■ Some records
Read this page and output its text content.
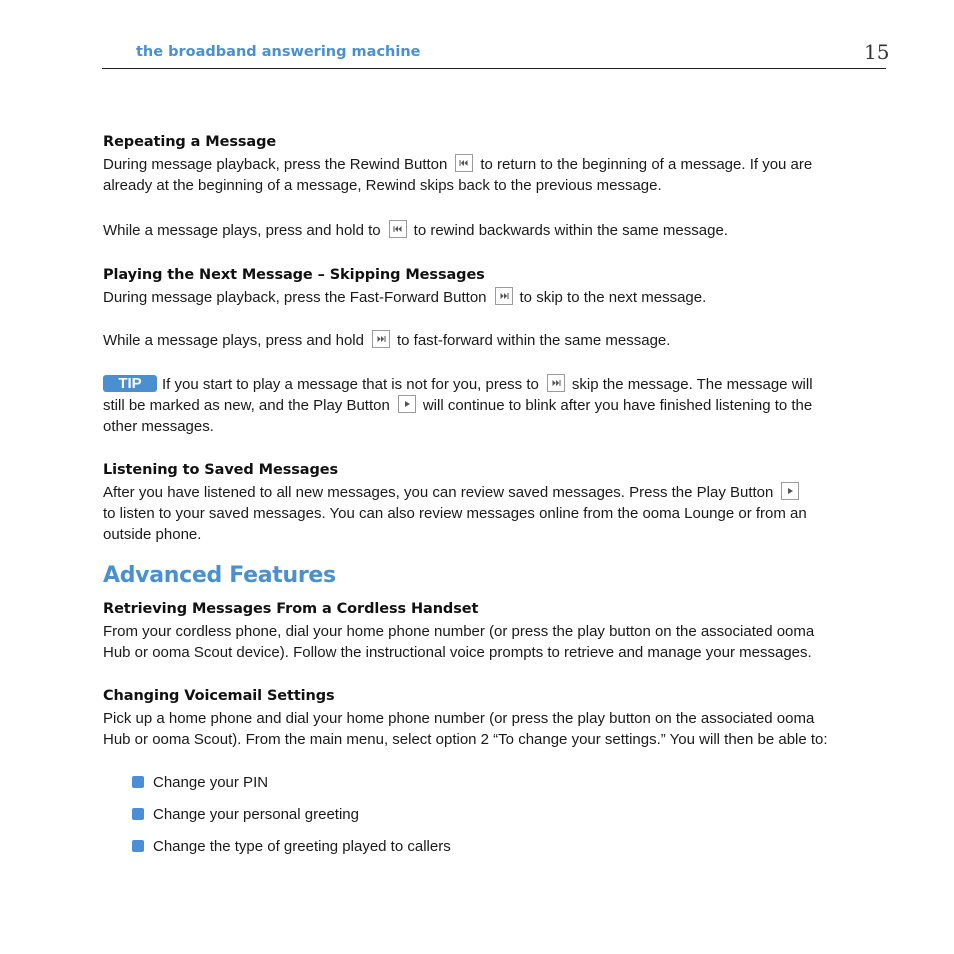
the broadband answering machine	15
Repeating a Message
During message playback, press the Rewind Button to return to the beginning of a message. If you are
already at the beginning of a message, Rewind skips back to the previous message.
While a message plays, press and hold to to rewind backwards within the same message.
Playing the Next Message – Skipping Messages
During message playback, press the Fast-Forward Button to skip to the next message.
While a message plays, press and hold to fast-forward within the same message.
TIP If you start to play a message that is not for you, press to skip the message. The message will
still be marked as new, and the Play Button will continue to blink after you have finished listening to the
other messages.
Listening to Saved Messages
After you have listened to all new messages, you can review saved messages. Press the Play Button

to listen to your saved messages. You can also review messages online from the ooma Lounge or from an
outside phone.
Advanced Features
Retrieving Messages From a Cordless Handset
From your cordless phone, dial your home phone number (or press the play button on the associated ooma
Hub or ooma Scout device). Follow the instructional voice prompts to retrieve and manage your messages.
Changing Voicemail Settings
Pick up a home phone and dial your home phone number (or press the play button on the associated ooma
Hub or ooma Scout). From the main menu, select option 2 “To change your settings.” You will then be able to:
Change your PIN
Change your personal greeting
Change the type of greeting played to callers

■ Instructions to follow
Which lines contain "within"? Copy each of them.

■ Finished task
While a message plays, press and hold to to rewind backwards within the same message.
While a message plays, press and hold to fast-forward within the same message.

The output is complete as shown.